■ Task goal
Count every line in the data below where "this" occurs, then state that number and nothing more.

[A run of records]
>> BEGIN

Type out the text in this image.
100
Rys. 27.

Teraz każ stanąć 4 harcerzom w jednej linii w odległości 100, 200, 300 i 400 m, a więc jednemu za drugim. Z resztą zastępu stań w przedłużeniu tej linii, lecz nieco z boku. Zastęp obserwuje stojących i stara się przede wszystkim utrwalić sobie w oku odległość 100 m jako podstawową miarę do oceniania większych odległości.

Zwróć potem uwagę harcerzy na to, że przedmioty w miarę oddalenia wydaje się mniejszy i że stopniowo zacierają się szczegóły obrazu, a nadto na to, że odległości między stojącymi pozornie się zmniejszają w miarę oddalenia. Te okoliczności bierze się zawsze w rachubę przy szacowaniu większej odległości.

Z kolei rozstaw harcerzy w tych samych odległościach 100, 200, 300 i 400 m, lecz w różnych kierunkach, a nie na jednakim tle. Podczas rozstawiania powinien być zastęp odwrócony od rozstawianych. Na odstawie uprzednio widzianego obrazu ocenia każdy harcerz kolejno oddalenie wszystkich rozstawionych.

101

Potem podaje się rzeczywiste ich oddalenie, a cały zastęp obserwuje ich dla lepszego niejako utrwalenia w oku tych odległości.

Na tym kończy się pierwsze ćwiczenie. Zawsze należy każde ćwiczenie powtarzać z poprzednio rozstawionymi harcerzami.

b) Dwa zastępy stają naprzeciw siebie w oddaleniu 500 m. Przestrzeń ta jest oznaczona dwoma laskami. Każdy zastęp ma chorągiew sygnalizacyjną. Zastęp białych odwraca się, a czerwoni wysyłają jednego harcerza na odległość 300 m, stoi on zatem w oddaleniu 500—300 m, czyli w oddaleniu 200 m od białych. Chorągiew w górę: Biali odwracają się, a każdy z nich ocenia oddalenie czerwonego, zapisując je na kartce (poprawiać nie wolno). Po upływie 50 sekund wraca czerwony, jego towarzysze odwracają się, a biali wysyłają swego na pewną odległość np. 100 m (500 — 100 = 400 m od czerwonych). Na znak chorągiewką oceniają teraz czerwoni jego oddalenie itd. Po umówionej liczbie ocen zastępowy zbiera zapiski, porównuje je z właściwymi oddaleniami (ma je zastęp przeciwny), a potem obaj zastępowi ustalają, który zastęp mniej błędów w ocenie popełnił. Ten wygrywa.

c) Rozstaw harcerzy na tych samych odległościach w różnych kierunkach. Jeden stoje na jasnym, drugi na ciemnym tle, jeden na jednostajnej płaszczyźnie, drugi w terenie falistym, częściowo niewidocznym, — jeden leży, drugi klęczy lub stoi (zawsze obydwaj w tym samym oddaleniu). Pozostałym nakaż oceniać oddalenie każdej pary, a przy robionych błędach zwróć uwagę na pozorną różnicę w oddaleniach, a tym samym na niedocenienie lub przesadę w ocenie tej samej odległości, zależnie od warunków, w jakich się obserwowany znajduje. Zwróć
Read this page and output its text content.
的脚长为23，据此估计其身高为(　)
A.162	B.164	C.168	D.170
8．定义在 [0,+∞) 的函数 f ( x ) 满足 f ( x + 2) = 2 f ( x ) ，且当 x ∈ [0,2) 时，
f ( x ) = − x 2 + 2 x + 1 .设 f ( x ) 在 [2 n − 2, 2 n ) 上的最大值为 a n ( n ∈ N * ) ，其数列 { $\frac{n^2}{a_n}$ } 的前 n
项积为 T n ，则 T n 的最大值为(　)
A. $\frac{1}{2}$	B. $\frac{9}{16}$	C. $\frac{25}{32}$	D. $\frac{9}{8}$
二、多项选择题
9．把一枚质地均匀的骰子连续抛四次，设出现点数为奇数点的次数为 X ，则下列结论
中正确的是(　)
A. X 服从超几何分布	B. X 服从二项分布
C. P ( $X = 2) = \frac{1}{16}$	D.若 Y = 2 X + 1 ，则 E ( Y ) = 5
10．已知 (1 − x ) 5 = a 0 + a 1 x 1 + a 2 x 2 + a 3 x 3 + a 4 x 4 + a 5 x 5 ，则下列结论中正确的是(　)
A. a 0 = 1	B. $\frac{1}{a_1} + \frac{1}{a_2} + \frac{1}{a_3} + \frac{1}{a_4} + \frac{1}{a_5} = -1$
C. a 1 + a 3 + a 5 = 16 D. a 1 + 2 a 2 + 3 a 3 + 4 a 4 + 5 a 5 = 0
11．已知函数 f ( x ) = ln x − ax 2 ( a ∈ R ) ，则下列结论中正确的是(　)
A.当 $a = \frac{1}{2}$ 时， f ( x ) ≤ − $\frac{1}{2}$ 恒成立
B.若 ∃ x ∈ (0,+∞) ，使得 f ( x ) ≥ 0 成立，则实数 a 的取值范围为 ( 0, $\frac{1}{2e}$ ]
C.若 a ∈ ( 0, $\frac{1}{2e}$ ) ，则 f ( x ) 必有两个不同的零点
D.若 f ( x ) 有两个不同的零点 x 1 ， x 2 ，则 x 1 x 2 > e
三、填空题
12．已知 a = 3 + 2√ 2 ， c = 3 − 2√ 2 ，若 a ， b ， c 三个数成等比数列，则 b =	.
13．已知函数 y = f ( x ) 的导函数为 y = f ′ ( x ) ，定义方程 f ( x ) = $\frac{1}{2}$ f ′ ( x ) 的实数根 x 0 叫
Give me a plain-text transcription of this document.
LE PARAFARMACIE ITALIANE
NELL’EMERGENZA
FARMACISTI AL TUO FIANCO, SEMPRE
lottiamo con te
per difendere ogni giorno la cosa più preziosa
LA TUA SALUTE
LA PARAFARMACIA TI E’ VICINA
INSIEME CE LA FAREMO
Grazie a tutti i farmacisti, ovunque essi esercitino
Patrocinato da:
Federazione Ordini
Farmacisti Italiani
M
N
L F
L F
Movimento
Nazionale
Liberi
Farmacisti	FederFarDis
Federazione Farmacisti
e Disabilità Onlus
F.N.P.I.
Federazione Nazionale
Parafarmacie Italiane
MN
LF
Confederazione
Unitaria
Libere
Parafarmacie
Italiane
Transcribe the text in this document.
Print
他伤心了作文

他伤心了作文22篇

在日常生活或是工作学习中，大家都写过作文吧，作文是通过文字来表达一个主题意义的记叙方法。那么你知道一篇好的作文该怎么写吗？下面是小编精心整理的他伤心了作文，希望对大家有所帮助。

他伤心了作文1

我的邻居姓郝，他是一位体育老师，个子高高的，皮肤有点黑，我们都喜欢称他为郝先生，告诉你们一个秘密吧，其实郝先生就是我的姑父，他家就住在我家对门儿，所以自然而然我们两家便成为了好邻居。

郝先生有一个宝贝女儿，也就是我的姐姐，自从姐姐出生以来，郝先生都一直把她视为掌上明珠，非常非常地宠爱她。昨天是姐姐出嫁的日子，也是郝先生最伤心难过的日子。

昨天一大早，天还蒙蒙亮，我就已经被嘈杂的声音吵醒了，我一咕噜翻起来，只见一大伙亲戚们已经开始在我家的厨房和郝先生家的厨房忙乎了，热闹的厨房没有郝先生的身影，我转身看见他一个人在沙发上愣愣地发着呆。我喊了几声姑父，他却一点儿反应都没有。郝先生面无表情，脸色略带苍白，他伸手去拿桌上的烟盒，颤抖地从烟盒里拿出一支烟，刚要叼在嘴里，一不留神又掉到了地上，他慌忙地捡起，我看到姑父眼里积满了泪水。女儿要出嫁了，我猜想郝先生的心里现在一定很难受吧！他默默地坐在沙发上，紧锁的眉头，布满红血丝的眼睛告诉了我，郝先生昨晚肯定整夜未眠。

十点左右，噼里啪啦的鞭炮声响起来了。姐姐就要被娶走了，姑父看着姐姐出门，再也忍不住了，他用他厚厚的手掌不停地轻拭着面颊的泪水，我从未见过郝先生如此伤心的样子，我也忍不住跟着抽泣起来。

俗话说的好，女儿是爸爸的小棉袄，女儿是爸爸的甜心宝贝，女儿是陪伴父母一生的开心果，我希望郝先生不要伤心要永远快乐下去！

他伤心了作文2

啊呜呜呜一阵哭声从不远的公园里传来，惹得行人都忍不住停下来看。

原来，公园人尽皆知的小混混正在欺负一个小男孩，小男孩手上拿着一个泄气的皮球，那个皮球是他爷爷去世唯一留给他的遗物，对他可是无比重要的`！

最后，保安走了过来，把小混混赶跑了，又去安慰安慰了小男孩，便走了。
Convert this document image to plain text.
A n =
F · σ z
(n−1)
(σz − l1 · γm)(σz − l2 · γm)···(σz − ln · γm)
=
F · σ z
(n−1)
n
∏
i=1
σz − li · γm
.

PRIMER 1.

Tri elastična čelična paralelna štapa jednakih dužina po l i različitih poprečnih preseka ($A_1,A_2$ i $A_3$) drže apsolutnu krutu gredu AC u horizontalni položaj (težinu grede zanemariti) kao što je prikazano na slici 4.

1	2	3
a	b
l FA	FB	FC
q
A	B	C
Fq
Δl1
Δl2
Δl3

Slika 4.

>> END

■ Task result
5